* BEGIN Record excerpts *

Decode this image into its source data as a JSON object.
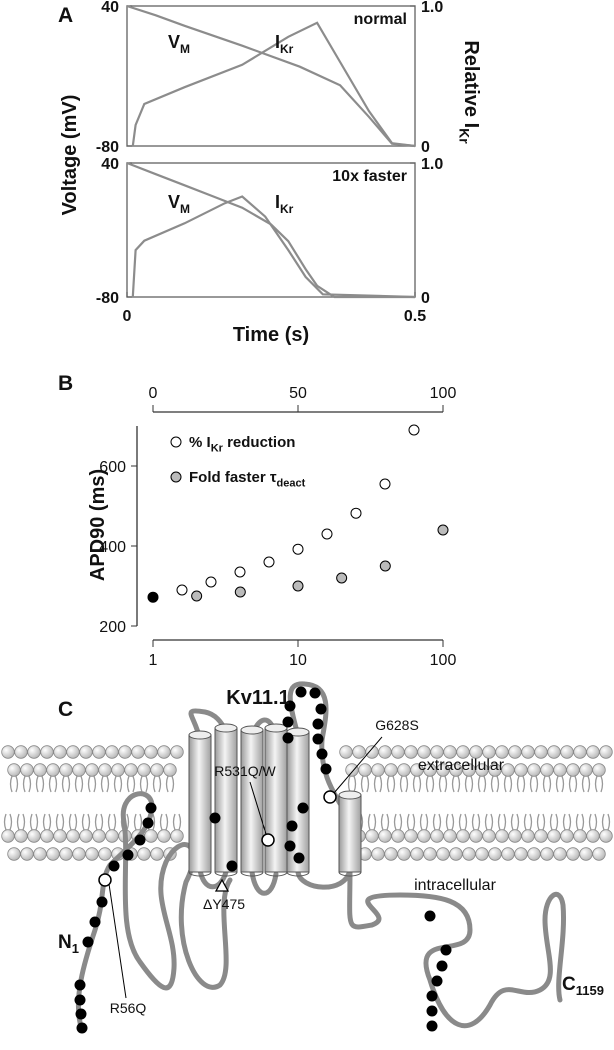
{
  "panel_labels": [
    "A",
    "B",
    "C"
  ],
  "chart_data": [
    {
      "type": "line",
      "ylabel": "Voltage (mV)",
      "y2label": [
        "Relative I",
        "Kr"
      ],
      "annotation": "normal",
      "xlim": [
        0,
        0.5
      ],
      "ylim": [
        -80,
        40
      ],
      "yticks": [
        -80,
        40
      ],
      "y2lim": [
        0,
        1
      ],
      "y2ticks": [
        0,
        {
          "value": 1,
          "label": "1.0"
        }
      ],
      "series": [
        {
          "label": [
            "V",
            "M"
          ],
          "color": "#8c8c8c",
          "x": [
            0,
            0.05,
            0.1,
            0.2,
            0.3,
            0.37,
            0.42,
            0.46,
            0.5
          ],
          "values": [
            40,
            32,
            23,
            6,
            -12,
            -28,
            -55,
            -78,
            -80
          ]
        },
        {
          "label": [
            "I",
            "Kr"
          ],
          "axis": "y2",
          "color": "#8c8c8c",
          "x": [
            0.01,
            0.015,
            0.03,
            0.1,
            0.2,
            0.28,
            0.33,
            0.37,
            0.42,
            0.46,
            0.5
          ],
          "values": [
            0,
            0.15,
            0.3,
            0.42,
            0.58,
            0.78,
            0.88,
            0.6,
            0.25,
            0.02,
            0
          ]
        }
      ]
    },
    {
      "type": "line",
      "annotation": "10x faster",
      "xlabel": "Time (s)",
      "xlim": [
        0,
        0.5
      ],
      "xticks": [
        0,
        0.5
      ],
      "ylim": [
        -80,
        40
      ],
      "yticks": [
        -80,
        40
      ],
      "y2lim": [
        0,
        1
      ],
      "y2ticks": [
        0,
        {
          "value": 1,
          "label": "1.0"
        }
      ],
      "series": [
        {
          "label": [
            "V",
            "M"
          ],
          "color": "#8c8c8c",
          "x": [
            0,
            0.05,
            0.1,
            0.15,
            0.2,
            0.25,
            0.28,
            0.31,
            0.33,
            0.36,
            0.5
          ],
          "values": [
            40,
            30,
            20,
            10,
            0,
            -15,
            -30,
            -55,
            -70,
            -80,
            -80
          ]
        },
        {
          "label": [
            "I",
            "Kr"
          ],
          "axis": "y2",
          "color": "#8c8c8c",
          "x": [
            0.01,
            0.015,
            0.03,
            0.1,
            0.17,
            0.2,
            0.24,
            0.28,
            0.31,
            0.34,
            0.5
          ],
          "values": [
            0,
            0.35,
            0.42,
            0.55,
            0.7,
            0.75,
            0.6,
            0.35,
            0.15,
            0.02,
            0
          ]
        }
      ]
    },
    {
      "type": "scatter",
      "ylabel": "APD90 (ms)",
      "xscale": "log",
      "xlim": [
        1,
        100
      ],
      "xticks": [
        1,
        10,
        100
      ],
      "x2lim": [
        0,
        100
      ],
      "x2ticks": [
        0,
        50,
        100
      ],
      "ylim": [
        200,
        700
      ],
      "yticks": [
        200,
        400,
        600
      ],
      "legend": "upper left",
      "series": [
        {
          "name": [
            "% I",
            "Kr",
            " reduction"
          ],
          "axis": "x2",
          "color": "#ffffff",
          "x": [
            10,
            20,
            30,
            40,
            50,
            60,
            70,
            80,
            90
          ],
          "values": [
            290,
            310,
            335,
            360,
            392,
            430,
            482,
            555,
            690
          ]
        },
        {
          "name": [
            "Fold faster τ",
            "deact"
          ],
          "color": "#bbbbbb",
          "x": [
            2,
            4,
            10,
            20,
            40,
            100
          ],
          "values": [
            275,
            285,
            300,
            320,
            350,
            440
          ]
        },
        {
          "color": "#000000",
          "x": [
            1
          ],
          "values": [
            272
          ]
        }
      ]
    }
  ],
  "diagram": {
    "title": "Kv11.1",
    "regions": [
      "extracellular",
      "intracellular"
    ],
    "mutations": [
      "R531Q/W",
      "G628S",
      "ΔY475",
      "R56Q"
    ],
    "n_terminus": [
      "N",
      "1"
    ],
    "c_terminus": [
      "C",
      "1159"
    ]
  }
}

* END Record excerpts *
* BEGIN Record excerpts *

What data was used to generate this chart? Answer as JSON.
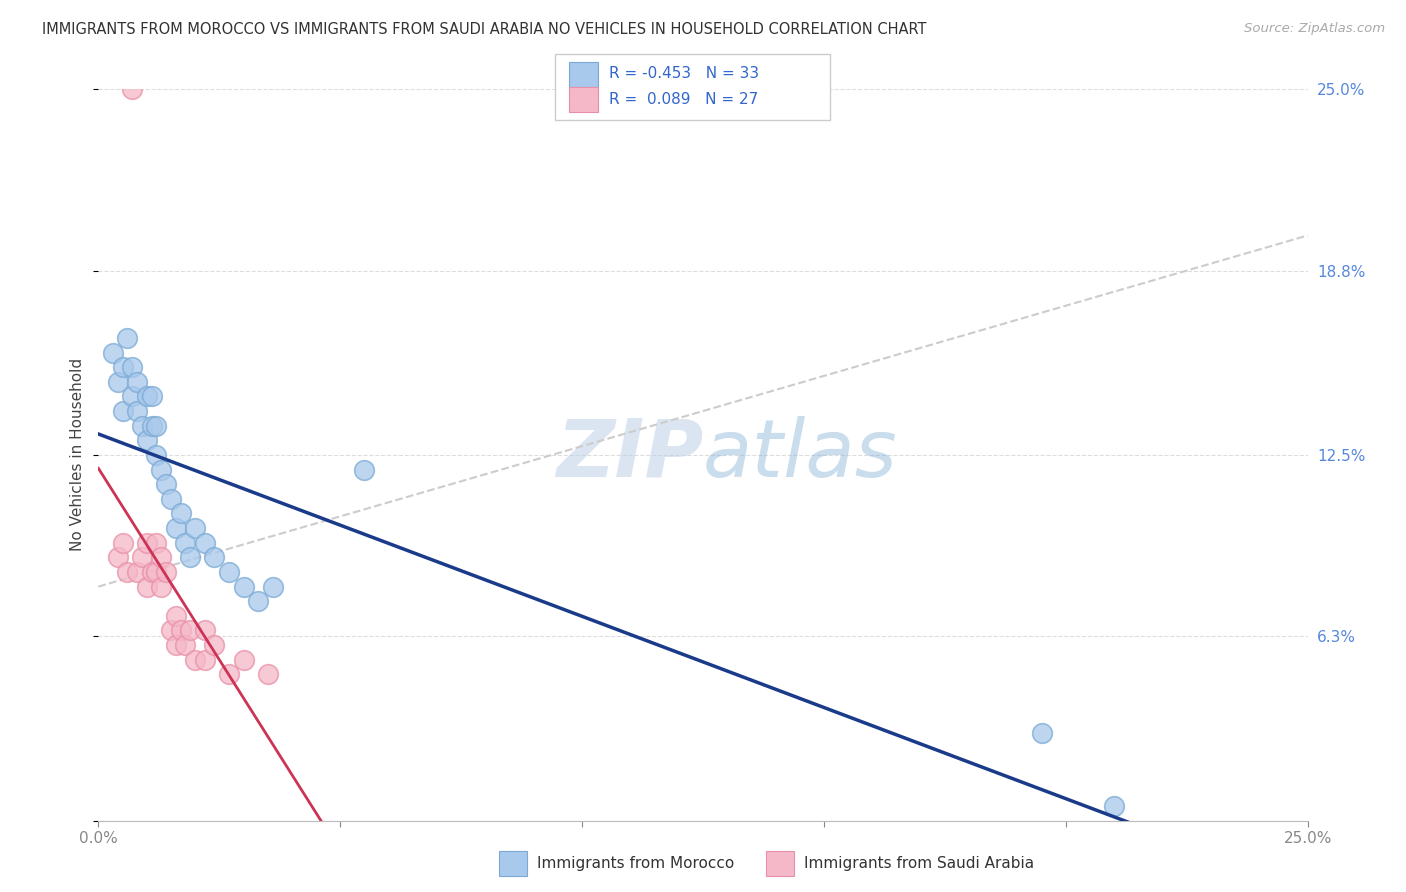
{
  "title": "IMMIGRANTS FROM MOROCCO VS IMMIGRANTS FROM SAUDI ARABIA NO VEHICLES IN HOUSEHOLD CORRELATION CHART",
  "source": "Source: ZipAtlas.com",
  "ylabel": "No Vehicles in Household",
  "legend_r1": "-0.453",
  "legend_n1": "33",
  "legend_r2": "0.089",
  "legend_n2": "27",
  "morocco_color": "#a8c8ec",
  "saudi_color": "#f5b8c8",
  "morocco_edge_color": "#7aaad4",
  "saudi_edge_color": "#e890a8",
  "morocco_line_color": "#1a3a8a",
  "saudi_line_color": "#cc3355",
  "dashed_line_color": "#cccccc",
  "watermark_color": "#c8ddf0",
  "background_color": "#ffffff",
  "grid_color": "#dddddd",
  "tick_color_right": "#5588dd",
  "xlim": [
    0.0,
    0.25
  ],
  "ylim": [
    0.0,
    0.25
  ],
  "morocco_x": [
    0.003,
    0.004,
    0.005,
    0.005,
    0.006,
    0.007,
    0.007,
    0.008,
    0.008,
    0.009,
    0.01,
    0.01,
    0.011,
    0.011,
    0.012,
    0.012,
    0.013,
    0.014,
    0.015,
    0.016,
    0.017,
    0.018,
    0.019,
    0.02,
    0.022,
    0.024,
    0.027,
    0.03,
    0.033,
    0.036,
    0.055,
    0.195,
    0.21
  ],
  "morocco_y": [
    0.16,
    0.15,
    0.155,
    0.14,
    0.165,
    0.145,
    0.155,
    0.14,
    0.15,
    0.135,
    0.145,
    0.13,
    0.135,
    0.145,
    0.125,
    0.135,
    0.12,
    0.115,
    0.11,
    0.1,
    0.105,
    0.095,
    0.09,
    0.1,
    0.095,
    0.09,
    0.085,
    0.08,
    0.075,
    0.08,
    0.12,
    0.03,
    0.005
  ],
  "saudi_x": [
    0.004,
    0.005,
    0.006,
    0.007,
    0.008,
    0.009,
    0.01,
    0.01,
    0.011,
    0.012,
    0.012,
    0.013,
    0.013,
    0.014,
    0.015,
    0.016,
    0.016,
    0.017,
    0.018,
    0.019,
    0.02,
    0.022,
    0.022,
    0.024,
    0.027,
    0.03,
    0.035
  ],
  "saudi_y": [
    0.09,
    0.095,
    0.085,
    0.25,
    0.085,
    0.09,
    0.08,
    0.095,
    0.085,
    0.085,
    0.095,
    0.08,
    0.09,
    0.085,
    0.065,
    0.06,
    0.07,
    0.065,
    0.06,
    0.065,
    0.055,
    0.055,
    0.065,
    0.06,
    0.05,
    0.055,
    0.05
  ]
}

* END Record excerpts *
* BEGIN Record excerpts *

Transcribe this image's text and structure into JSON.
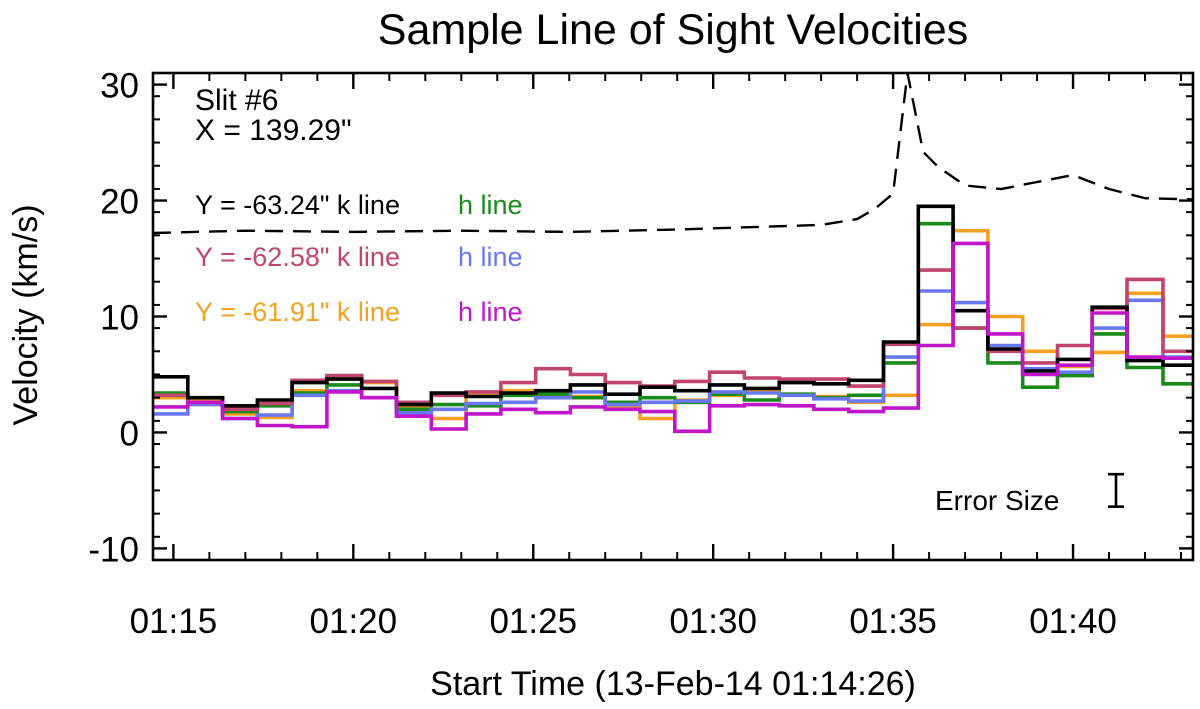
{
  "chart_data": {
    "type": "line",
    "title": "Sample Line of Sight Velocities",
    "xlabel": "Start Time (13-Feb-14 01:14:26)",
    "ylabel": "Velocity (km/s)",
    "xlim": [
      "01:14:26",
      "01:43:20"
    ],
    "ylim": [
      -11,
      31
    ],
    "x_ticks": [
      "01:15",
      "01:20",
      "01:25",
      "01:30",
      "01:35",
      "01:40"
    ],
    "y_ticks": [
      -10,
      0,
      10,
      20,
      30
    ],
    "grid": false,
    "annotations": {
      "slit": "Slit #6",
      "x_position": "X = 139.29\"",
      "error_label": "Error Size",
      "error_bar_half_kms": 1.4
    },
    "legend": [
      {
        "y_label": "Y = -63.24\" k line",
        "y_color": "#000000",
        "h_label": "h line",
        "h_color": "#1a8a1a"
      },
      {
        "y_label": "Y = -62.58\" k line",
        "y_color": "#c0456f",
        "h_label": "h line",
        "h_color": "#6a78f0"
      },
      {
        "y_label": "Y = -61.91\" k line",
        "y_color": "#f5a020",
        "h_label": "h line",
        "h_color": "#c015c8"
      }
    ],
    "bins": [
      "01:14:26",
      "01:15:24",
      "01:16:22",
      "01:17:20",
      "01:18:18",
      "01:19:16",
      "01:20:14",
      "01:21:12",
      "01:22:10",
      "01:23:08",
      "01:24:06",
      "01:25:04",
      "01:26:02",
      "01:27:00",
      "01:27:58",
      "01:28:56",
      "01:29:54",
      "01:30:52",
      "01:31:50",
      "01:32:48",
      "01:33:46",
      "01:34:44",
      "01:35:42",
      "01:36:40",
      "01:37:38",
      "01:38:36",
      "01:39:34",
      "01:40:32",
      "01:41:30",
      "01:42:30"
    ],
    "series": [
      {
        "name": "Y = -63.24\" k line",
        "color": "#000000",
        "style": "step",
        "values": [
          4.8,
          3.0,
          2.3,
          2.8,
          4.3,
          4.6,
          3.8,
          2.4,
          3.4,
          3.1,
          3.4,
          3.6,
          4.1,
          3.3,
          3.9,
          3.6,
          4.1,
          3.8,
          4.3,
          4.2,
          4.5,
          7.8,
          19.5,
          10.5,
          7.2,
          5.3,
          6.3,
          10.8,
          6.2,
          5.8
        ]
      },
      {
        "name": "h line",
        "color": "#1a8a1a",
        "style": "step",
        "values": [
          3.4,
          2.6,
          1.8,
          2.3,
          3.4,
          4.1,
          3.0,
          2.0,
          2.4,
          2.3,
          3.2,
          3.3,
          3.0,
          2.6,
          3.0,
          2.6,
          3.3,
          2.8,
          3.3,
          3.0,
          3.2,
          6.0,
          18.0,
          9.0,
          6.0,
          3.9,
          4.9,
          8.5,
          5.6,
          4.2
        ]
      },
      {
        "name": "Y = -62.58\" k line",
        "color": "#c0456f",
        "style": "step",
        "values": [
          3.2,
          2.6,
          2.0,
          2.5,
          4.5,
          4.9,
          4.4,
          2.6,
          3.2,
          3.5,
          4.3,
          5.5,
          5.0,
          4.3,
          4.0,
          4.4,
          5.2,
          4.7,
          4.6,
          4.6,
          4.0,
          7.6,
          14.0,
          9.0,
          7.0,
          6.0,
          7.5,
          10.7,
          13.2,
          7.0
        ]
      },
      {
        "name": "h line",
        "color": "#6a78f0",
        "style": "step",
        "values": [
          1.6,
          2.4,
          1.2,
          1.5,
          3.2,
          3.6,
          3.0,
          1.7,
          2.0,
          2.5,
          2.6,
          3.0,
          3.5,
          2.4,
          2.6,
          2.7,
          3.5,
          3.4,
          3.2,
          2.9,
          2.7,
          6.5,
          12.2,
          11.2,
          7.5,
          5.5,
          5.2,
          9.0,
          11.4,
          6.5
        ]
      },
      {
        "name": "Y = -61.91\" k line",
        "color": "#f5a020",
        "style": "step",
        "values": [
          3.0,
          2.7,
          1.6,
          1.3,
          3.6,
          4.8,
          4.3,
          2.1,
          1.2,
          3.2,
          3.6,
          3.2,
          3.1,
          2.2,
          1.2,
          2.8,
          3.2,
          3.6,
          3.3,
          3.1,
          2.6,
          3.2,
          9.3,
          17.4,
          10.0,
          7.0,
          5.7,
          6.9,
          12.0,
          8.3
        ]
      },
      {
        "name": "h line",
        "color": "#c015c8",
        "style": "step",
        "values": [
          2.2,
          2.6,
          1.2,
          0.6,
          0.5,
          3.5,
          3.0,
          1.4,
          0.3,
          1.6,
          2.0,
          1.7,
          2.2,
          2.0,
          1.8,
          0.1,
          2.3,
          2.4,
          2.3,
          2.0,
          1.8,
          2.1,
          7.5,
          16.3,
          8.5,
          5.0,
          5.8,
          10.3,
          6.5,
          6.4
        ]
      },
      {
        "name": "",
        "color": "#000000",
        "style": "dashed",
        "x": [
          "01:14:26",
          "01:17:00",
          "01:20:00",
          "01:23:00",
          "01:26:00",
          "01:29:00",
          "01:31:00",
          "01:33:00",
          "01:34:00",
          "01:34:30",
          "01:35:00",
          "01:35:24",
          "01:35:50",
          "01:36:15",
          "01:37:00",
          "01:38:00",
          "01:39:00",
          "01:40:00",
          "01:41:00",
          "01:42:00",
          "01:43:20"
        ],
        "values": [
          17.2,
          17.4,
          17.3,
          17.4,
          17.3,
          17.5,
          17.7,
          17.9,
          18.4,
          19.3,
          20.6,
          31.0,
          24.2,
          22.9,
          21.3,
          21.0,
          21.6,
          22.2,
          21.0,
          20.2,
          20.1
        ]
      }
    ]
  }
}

* END Record excerpts *

◆ Aim of the exercise
Search the records for the word "Time". Copy every line that has it.

◆ Right answer
      "xlabel": "Time (s)",
    "xlabel": "Start Time (13-Feb-14 01:14:26)",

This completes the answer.